[Task prompt]: Will you write out every line of the listing below word for word, changing nothing?

Source listing
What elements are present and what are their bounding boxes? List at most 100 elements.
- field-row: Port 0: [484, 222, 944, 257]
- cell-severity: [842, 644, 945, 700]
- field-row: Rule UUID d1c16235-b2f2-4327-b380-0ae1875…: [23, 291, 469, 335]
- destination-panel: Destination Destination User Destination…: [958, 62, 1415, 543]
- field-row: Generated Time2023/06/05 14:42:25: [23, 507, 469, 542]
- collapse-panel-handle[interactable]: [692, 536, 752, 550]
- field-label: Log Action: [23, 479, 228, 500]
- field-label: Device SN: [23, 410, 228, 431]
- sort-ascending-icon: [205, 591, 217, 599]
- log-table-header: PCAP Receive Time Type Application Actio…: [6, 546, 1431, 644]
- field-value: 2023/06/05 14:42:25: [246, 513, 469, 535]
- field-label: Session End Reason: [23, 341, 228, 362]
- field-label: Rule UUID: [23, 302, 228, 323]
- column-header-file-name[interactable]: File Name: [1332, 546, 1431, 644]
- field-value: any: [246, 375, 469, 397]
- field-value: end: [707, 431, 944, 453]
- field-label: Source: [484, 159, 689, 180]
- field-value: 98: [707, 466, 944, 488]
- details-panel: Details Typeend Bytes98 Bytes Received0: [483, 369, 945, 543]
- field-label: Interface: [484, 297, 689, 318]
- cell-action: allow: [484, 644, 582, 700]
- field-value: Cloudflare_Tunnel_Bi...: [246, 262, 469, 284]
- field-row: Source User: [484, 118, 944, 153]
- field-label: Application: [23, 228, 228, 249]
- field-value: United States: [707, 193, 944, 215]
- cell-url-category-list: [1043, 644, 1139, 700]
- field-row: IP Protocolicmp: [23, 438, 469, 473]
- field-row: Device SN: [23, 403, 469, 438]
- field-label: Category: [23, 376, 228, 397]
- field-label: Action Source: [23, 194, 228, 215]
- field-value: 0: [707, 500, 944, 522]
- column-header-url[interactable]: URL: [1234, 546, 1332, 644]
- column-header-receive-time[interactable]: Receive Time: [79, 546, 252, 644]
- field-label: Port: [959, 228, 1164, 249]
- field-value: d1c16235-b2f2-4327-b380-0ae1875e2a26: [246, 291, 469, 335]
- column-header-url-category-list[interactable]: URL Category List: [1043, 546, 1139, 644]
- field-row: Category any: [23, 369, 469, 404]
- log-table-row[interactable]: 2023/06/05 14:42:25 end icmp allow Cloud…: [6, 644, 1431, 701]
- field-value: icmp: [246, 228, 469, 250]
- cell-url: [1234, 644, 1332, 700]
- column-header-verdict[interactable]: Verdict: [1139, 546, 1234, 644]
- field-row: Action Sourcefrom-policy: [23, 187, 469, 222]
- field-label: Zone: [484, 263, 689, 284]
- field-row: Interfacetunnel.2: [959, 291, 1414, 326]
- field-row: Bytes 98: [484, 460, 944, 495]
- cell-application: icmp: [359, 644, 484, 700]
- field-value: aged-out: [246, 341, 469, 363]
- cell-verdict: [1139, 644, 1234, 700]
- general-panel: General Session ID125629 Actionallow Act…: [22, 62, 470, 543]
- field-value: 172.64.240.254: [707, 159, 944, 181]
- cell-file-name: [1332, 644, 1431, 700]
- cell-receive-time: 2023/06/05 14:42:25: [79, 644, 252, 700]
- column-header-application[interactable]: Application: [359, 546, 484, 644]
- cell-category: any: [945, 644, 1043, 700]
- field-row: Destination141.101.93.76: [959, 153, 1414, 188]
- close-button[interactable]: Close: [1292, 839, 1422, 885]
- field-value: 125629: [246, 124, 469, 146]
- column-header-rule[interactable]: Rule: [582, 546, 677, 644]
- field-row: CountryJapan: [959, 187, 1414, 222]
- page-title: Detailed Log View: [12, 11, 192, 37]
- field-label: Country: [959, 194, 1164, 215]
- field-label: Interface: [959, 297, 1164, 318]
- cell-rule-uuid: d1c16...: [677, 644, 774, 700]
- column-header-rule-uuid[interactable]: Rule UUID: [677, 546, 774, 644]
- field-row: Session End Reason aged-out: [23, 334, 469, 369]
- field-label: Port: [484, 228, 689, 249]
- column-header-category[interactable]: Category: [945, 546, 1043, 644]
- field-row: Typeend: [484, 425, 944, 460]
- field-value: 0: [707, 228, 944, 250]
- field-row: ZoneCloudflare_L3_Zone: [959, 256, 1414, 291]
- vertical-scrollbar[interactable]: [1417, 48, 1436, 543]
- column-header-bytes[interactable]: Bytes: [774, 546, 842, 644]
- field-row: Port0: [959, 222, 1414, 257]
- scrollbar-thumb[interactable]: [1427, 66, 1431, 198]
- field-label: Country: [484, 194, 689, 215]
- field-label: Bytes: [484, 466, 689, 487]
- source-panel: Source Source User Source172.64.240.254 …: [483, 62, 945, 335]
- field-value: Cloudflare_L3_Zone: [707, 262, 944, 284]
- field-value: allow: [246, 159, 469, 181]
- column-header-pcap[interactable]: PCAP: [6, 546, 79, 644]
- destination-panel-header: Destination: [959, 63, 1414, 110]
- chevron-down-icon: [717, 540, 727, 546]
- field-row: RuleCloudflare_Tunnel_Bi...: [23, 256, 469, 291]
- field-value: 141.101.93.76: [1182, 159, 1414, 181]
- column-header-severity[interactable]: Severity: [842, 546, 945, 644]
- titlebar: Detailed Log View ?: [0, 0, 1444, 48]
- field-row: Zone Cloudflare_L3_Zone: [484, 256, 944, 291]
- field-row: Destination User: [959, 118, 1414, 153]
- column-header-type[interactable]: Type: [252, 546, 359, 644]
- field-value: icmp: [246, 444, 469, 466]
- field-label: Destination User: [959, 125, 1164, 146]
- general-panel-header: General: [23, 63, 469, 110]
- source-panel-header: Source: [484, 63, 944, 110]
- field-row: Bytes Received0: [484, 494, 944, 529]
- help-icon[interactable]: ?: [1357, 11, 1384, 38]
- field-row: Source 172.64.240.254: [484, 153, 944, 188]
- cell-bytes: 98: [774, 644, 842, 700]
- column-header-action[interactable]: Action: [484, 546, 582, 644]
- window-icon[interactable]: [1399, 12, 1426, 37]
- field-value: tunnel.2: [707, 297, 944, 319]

[The output]:
What elements are present and what are their bounding boxes? List at most 100 elements.
- field-row: Port 0: [484, 222, 944, 257]
- cell-severity: [842, 644, 945, 700]
- field-row: Rule UUID d1c16235-b2f2-4327-b380-0ae1875…: [23, 291, 469, 335]
- destination-panel: Destination Destination User Destination…: [958, 62, 1415, 543]
- field-row: Generated Time2023/06/05 14:42:25: [23, 507, 469, 542]
- collapse-panel-handle[interactable]: [692, 536, 752, 550]
- field-label: Log Action: [23, 479, 228, 500]
- field-label: Device SN: [23, 410, 228, 431]
- sort-ascending-icon: [205, 591, 217, 599]
- log-table-header: PCAP Receive Time Type Application Actio…: [6, 546, 1431, 644]
- field-value: 2023/06/05 14:42:25: [246, 513, 469, 535]
- field-label: Session End Reason: [23, 341, 228, 362]
- field-label: Rule UUID: [23, 302, 228, 323]
- column-header-file-name[interactable]: File Name: [1332, 546, 1431, 644]
- field-value: any: [246, 375, 469, 397]
- field-value: end: [707, 431, 944, 453]
- field-label: Source: [484, 159, 689, 180]
- field-value: 98: [707, 466, 944, 488]
- details-panel: Details Typeend Bytes98 Bytes Received0: [483, 369, 945, 543]
- field-label: Interface: [484, 297, 689, 318]
- cell-action: allow: [484, 644, 582, 700]
- field-value: Cloudflare_Tunnel_Bi...: [246, 262, 469, 284]
- field-row: Source User: [484, 118, 944, 153]
- field-label: Application: [23, 228, 228, 249]
- field-value: United States: [707, 193, 944, 215]
- cell-url-category-list: [1043, 644, 1139, 700]
- field-row: IP Protocolicmp: [23, 438, 469, 473]
- field-row: Device SN: [23, 403, 469, 438]
- field-label: Category: [23, 376, 228, 397]
- field-label: Action Source: [23, 194, 228, 215]
- field-value: 0: [707, 500, 944, 522]
- column-header-url[interactable]: URL: [1234, 546, 1332, 644]
- column-header-receive-time[interactable]: Receive Time: [79, 546, 252, 644]
- field-label: Port: [959, 228, 1164, 249]
- field-value: d1c16235-b2f2-4327-b380-0ae1875e2a26: [246, 291, 469, 335]
- column-header-url-category-list[interactable]: URL Category List: [1043, 546, 1139, 644]
- field-row: Category any: [23, 369, 469, 404]
- log-table-row[interactable]: 2023/06/05 14:42:25 end icmp allow Cloud…: [6, 644, 1431, 701]
- field-value: icmp: [246, 228, 469, 250]
- cell-url: [1234, 644, 1332, 700]
- column-header-verdict[interactable]: Verdict: [1139, 546, 1234, 644]
- field-row: Action Sourcefrom-policy: [23, 187, 469, 222]
- field-label: Zone: [484, 263, 689, 284]
- field-row: Interfacetunnel.2: [959, 291, 1414, 326]
- field-row: Bytes 98: [484, 460, 944, 495]
- cell-application: icmp: [359, 644, 484, 700]
- field-value: aged-out: [246, 341, 469, 363]
- cell-verdict: [1139, 644, 1234, 700]
- general-panel: General Session ID125629 Actionallow Act…: [22, 62, 470, 543]
- field-value: 172.64.240.254: [707, 159, 944, 181]
- cell-file-name: [1332, 644, 1431, 700]
- cell-receive-time: 2023/06/05 14:42:25: [79, 644, 252, 700]
- column-header-application[interactable]: Application: [359, 546, 484, 644]
- cell-category: any: [945, 644, 1043, 700]
- field-row: Destination141.101.93.76: [959, 153, 1414, 188]
- close-button[interactable]: Close: [1292, 839, 1422, 885]
- field-value: 125629: [246, 124, 469, 146]
- column-header-rule[interactable]: Rule: [582, 546, 677, 644]
- field-row: CountryJapan: [959, 187, 1414, 222]
- page-title: Detailed Log View: [12, 11, 192, 37]
- field-label: Country: [959, 194, 1164, 215]
- field-label: Interface: [959, 297, 1164, 318]
- cell-rule-uuid: d1c16...: [677, 644, 774, 700]
- column-header-rule-uuid[interactable]: Rule UUID: [677, 546, 774, 644]
- field-row: Session End Reason aged-out: [23, 334, 469, 369]
- field-label: Port: [484, 228, 689, 249]
- column-header-category[interactable]: Category: [945, 546, 1043, 644]
- field-row: Typeend: [484, 425, 944, 460]
- field-value: 0: [707, 228, 944, 250]
- field-row: ZoneCloudflare_L3_Zone: [959, 256, 1414, 291]
- vertical-scrollbar[interactable]: [1417, 48, 1436, 543]
- column-header-bytes[interactable]: Bytes: [774, 546, 842, 644]
- field-row: Port0: [959, 222, 1414, 257]
- scrollbar-thumb[interactable]: [1427, 66, 1431, 198]
- field-label: Country: [484, 194, 689, 215]
- field-label: Bytes: [484, 466, 689, 487]
- source-panel: Source Source User Source172.64.240.254 …: [483, 62, 945, 335]
- field-value: Cloudflare_L3_Zone: [707, 262, 944, 284]
- field-value: allow: [246, 159, 469, 181]
- column-header-pcap[interactable]: PCAP: [6, 546, 79, 644]
- destination-panel-header: Destination: [959, 63, 1414, 110]
- chevron-down-icon: [717, 540, 727, 546]
- field-row: RuleCloudflare_Tunnel_Bi...: [23, 256, 469, 291]
- field-value: 141.101.93.76: [1182, 159, 1414, 181]
- column-header-severity[interactable]: Severity: [842, 546, 945, 644]
- titlebar: Detailed Log View ?: [0, 0, 1444, 48]
- field-row: Zone Cloudflare_L3_Zone: [484, 256, 944, 291]
- field-row: Destination User: [959, 118, 1414, 153]
- column-header-type[interactable]: Type: [252, 546, 359, 644]
- field-value: icmp: [246, 444, 469, 466]
- field-label: Destination User: [959, 125, 1164, 146]
- general-panel-header: General: [23, 63, 469, 110]
- source-panel-header: Source: [484, 63, 944, 110]
- field-row: Bytes Received0: [484, 494, 944, 529]
- help-icon[interactable]: ?: [1357, 11, 1384, 38]
- field-row: Source 172.64.240.254: [484, 153, 944, 188]
- cell-bytes: 98: [774, 644, 842, 700]
- column-header-action[interactable]: Action: [484, 546, 582, 644]
- window-icon[interactable]: [1399, 12, 1426, 37]
- field-value: tunnel.2: [707, 297, 944, 319]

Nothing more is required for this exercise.